ENTRIES PROVIDED ::
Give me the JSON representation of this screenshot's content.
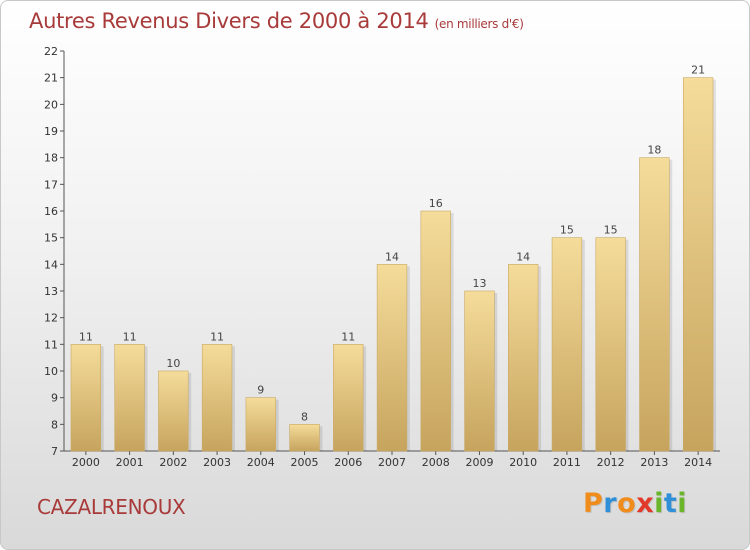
{
  "title": "Autres Revenus Divers de 2000 à 2014",
  "title_unit": "(en milliers d'€)",
  "place": "CAZALRENOUX",
  "brand": {
    "letters": [
      "P",
      "r",
      "o",
      "x",
      "i",
      "t",
      "i"
    ],
    "colors": [
      "#f08c1c",
      "#2f8fd8",
      "#f08c1c",
      "#e23a2a",
      "#6bb52b",
      "#2f8fd8",
      "#6bb52b"
    ]
  },
  "colors": {
    "title": "#a83a3a",
    "bar_light": "#f5dc9a",
    "bar_dark": "#c6a45e"
  },
  "chart_data": {
    "type": "bar",
    "title": "Autres Revenus Divers de 2000 à 2014",
    "subtitle": "(en milliers d'€)",
    "xlabel": "",
    "ylabel": "",
    "categories": [
      "2000",
      "2001",
      "2002",
      "2003",
      "2004",
      "2005",
      "2006",
      "2007",
      "2008",
      "2009",
      "2010",
      "2011",
      "2012",
      "2013",
      "2014"
    ],
    "values": [
      11,
      11,
      10,
      11,
      9,
      8,
      11,
      14,
      16,
      13,
      14,
      15,
      15,
      18,
      21
    ],
    "ylim": [
      7,
      22
    ],
    "yticks": [
      7,
      8,
      9,
      10,
      11,
      12,
      13,
      14,
      15,
      16,
      17,
      18,
      19,
      20,
      21,
      22
    ],
    "grid": false,
    "data_labels": true
  }
}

WHAT THE TASK ASKS :: Reproduce every entry exactly, but omit each picture.

SOLUTION BELOW ::
Give me the JSON representation of this screenshot's content.
{
  "title": "Autres Revenus Divers de 2000 à 2014",
  "title_unit": "(en milliers d'€)",
  "place": "CAZALRENOUX",
  "brand": {
    "letters": [
      "P",
      "r",
      "o",
      "x",
      "i",
      "t",
      "i"
    ],
    "colors": [
      "#f08c1c",
      "#2f8fd8",
      "#f08c1c",
      "#e23a2a",
      "#6bb52b",
      "#2f8fd8",
      "#6bb52b"
    ]
  },
  "colors": {
    "title": "#a83a3a",
    "bar_light": "#f5dc9a",
    "bar_dark": "#c6a45e"
  },
  "chart_data": {
    "type": "bar",
    "title": "Autres Revenus Divers de 2000 à 2014",
    "subtitle": "(en milliers d'€)",
    "xlabel": "",
    "ylabel": "",
    "categories": [
      "2000",
      "2001",
      "2002",
      "2003",
      "2004",
      "2005",
      "2006",
      "2007",
      "2008",
      "2009",
      "2010",
      "2011",
      "2012",
      "2013",
      "2014"
    ],
    "values": [
      11,
      11,
      10,
      11,
      9,
      8,
      11,
      14,
      16,
      13,
      14,
      15,
      15,
      18,
      21
    ],
    "ylim": [
      7,
      22
    ],
    "yticks": [
      7,
      8,
      9,
      10,
      11,
      12,
      13,
      14,
      15,
      16,
      17,
      18,
      19,
      20,
      21,
      22
    ],
    "grid": false,
    "data_labels": true
  }
}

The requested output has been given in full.